═════ GIVEN DATA ═════

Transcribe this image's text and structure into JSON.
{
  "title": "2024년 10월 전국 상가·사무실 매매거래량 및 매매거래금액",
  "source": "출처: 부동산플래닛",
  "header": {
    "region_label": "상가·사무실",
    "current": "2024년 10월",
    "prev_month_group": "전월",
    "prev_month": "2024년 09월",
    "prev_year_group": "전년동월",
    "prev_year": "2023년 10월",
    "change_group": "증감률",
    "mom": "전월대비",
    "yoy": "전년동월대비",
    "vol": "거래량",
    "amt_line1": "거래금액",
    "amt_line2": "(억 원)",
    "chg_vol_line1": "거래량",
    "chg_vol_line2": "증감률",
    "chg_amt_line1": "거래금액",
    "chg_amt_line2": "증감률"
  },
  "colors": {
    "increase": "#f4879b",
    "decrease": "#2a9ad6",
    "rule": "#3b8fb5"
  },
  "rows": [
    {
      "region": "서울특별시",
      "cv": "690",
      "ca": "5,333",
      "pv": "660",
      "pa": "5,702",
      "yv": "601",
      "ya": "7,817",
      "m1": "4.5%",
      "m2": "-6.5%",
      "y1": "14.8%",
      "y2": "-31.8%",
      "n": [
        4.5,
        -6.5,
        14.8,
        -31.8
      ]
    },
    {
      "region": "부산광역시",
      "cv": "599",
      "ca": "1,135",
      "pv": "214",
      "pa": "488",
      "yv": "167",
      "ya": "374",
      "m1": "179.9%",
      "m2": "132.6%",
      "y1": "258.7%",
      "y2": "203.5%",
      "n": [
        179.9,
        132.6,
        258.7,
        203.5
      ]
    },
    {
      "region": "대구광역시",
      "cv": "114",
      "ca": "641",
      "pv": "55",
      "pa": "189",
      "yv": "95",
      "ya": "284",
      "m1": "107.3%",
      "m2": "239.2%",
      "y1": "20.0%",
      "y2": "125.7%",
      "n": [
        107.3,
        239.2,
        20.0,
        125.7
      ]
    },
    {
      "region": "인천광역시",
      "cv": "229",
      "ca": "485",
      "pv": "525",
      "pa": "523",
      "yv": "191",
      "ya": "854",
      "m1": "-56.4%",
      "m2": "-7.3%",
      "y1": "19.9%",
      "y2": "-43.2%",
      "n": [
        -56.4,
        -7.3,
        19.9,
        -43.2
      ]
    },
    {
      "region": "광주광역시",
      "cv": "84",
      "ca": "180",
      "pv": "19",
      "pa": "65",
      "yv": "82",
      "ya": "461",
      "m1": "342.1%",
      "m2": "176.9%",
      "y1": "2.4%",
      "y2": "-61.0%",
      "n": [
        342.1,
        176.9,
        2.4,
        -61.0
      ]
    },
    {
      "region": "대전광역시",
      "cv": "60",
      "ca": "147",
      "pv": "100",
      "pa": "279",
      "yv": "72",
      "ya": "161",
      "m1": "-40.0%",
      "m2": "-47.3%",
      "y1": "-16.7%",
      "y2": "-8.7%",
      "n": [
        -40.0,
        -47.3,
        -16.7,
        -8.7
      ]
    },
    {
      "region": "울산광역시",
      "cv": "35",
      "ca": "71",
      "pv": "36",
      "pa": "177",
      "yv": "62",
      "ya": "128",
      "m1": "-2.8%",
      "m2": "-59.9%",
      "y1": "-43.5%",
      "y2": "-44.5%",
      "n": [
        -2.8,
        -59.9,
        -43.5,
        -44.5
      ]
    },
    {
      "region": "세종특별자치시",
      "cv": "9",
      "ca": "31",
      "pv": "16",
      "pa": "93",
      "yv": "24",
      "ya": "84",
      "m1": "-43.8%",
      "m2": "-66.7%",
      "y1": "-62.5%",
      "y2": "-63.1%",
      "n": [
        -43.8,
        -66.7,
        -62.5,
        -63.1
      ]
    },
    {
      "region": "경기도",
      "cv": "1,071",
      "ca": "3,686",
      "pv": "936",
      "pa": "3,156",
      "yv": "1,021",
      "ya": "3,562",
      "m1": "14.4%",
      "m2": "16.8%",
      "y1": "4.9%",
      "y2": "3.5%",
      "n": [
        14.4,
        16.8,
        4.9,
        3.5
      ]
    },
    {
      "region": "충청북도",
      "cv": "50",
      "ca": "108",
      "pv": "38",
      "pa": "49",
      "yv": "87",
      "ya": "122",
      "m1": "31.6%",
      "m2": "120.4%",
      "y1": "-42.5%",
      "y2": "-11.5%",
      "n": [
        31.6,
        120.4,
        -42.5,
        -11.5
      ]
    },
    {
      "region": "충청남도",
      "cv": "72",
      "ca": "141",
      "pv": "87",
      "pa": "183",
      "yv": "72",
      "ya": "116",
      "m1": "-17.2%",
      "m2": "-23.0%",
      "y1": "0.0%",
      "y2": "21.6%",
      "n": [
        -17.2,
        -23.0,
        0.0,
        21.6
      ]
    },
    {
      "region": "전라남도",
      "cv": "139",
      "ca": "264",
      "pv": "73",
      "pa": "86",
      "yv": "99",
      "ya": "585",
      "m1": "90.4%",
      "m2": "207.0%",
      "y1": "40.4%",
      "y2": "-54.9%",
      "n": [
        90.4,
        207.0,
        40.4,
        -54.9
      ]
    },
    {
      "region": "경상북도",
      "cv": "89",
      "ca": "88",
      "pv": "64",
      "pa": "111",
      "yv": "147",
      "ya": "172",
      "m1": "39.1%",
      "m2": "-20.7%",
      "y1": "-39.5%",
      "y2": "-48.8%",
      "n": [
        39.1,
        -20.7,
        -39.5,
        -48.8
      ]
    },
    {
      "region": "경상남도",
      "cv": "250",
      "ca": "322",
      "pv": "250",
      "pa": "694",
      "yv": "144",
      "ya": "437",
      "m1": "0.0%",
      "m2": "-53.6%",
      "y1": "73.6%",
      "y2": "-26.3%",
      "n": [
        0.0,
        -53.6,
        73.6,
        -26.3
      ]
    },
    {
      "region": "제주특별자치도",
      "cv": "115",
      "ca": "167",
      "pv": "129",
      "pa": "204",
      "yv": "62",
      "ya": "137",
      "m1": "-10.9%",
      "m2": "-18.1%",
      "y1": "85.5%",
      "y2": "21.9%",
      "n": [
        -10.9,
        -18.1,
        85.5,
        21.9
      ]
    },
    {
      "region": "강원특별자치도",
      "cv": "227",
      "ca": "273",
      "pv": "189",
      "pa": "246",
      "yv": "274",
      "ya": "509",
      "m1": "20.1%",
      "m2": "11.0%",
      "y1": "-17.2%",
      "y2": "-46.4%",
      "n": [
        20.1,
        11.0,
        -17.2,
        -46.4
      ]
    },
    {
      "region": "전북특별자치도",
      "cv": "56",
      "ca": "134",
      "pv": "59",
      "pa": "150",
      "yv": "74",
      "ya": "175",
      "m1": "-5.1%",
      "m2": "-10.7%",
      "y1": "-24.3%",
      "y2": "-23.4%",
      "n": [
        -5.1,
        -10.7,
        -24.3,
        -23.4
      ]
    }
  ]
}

═════

Print the records once more, exactly as they were given.

**COMPLETED TASK**
Transcribe this image's text and structure into JSON.
{
  "title": "2024년 10월 전국 상가·사무실 매매거래량 및 매매거래금액",
  "source": "출처: 부동산플래닛",
  "header": {
    "region_label": "상가·사무실",
    "current": "2024년 10월",
    "prev_month_group": "전월",
    "prev_month": "2024년 09월",
    "prev_year_group": "전년동월",
    "prev_year": "2023년 10월",
    "change_group": "증감률",
    "mom": "전월대비",
    "yoy": "전년동월대비",
    "vol": "거래량",
    "amt_line1": "거래금액",
    "amt_line2": "(억 원)",
    "chg_vol_line1": "거래량",
    "chg_vol_line2": "증감률",
    "chg_amt_line1": "거래금액",
    "chg_amt_line2": "증감률"
  },
  "colors": {
    "increase": "#f4879b",
    "decrease": "#2a9ad6",
    "rule": "#3b8fb5"
  },
  "rows": [
    {
      "region": "서울특별시",
      "cv": "690",
      "ca": "5,333",
      "pv": "660",
      "pa": "5,702",
      "yv": "601",
      "ya": "7,817",
      "m1": "4.5%",
      "m2": "-6.5%",
      "y1": "14.8%",
      "y2": "-31.8%",
      "n": [
        4.5,
        -6.5,
        14.8,
        -31.8
      ]
    },
    {
      "region": "부산광역시",
      "cv": "599",
      "ca": "1,135",
      "pv": "214",
      "pa": "488",
      "yv": "167",
      "ya": "374",
      "m1": "179.9%",
      "m2": "132.6%",
      "y1": "258.7%",
      "y2": "203.5%",
      "n": [
        179.9,
        132.6,
        258.7,
        203.5
      ]
    },
    {
      "region": "대구광역시",
      "cv": "114",
      "ca": "641",
      "pv": "55",
      "pa": "189",
      "yv": "95",
      "ya": "284",
      "m1": "107.3%",
      "m2": "239.2%",
      "y1": "20.0%",
      "y2": "125.7%",
      "n": [
        107.3,
        239.2,
        20.0,
        125.7
      ]
    },
    {
      "region": "인천광역시",
      "cv": "229",
      "ca": "485",
      "pv": "525",
      "pa": "523",
      "yv": "191",
      "ya": "854",
      "m1": "-56.4%",
      "m2": "-7.3%",
      "y1": "19.9%",
      "y2": "-43.2%",
      "n": [
        -56.4,
        -7.3,
        19.9,
        -43.2
      ]
    },
    {
      "region": "광주광역시",
      "cv": "84",
      "ca": "180",
      "pv": "19",
      "pa": "65",
      "yv": "82",
      "ya": "461",
      "m1": "342.1%",
      "m2": "176.9%",
      "y1": "2.4%",
      "y2": "-61.0%",
      "n": [
        342.1,
        176.9,
        2.4,
        -61.0
      ]
    },
    {
      "region": "대전광역시",
      "cv": "60",
      "ca": "147",
      "pv": "100",
      "pa": "279",
      "yv": "72",
      "ya": "161",
      "m1": "-40.0%",
      "m2": "-47.3%",
      "y1": "-16.7%",
      "y2": "-8.7%",
      "n": [
        -40.0,
        -47.3,
        -16.7,
        -8.7
      ]
    },
    {
      "region": "울산광역시",
      "cv": "35",
      "ca": "71",
      "pv": "36",
      "pa": "177",
      "yv": "62",
      "ya": "128",
      "m1": "-2.8%",
      "m2": "-59.9%",
      "y1": "-43.5%",
      "y2": "-44.5%",
      "n": [
        -2.8,
        -59.9,
        -43.5,
        -44.5
      ]
    },
    {
      "region": "세종특별자치시",
      "cv": "9",
      "ca": "31",
      "pv": "16",
      "pa": "93",
      "yv": "24",
      "ya": "84",
      "m1": "-43.8%",
      "m2": "-66.7%",
      "y1": "-62.5%",
      "y2": "-63.1%",
      "n": [
        -43.8,
        -66.7,
        -62.5,
        -63.1
      ]
    },
    {
      "region": "경기도",
      "cv": "1,071",
      "ca": "3,686",
      "pv": "936",
      "pa": "3,156",
      "yv": "1,021",
      "ya": "3,562",
      "m1": "14.4%",
      "m2": "16.8%",
      "y1": "4.9%",
      "y2": "3.5%",
      "n": [
        14.4,
        16.8,
        4.9,
        3.5
      ]
    },
    {
      "region": "충청북도",
      "cv": "50",
      "ca": "108",
      "pv": "38",
      "pa": "49",
      "yv": "87",
      "ya": "122",
      "m1": "31.6%",
      "m2": "120.4%",
      "y1": "-42.5%",
      "y2": "-11.5%",
      "n": [
        31.6,
        120.4,
        -42.5,
        -11.5
      ]
    },
    {
      "region": "충청남도",
      "cv": "72",
      "ca": "141",
      "pv": "87",
      "pa": "183",
      "yv": "72",
      "ya": "116",
      "m1": "-17.2%",
      "m2": "-23.0%",
      "y1": "0.0%",
      "y2": "21.6%",
      "n": [
        -17.2,
        -23.0,
        0.0,
        21.6
      ]
    },
    {
      "region": "전라남도",
      "cv": "139",
      "ca": "264",
      "pv": "73",
      "pa": "86",
      "yv": "99",
      "ya": "585",
      "m1": "90.4%",
      "m2": "207.0%",
      "y1": "40.4%",
      "y2": "-54.9%",
      "n": [
        90.4,
        207.0,
        40.4,
        -54.9
      ]
    },
    {
      "region": "경상북도",
      "cv": "89",
      "ca": "88",
      "pv": "64",
      "pa": "111",
      "yv": "147",
      "ya": "172",
      "m1": "39.1%",
      "m2": "-20.7%",
      "y1": "-39.5%",
      "y2": "-48.8%",
      "n": [
        39.1,
        -20.7,
        -39.5,
        -48.8
      ]
    },
    {
      "region": "경상남도",
      "cv": "250",
      "ca": "322",
      "pv": "250",
      "pa": "694",
      "yv": "144",
      "ya": "437",
      "m1": "0.0%",
      "m2": "-53.6%",
      "y1": "73.6%",
      "y2": "-26.3%",
      "n": [
        0.0,
        -53.6,
        73.6,
        -26.3
      ]
    },
    {
      "region": "제주특별자치도",
      "cv": "115",
      "ca": "167",
      "pv": "129",
      "pa": "204",
      "yv": "62",
      "ya": "137",
      "m1": "-10.9%",
      "m2": "-18.1%",
      "y1": "85.5%",
      "y2": "21.9%",
      "n": [
        -10.9,
        -18.1,
        85.5,
        21.9
      ]
    },
    {
      "region": "강원특별자치도",
      "cv": "227",
      "ca": "273",
      "pv": "189",
      "pa": "246",
      "yv": "274",
      "ya": "509",
      "m1": "20.1%",
      "m2": "11.0%",
      "y1": "-17.2%",
      "y2": "-46.4%",
      "n": [
        20.1,
        11.0,
        -17.2,
        -46.4
      ]
    },
    {
      "region": "전북특별자치도",
      "cv": "56",
      "ca": "134",
      "pv": "59",
      "pa": "150",
      "yv": "74",
      "ya": "175",
      "m1": "-5.1%",
      "m2": "-10.7%",
      "y1": "-24.3%",
      "y2": "-23.4%",
      "n": [
        -5.1,
        -10.7,
        -24.3,
        -23.4
      ]
    }
  ]
}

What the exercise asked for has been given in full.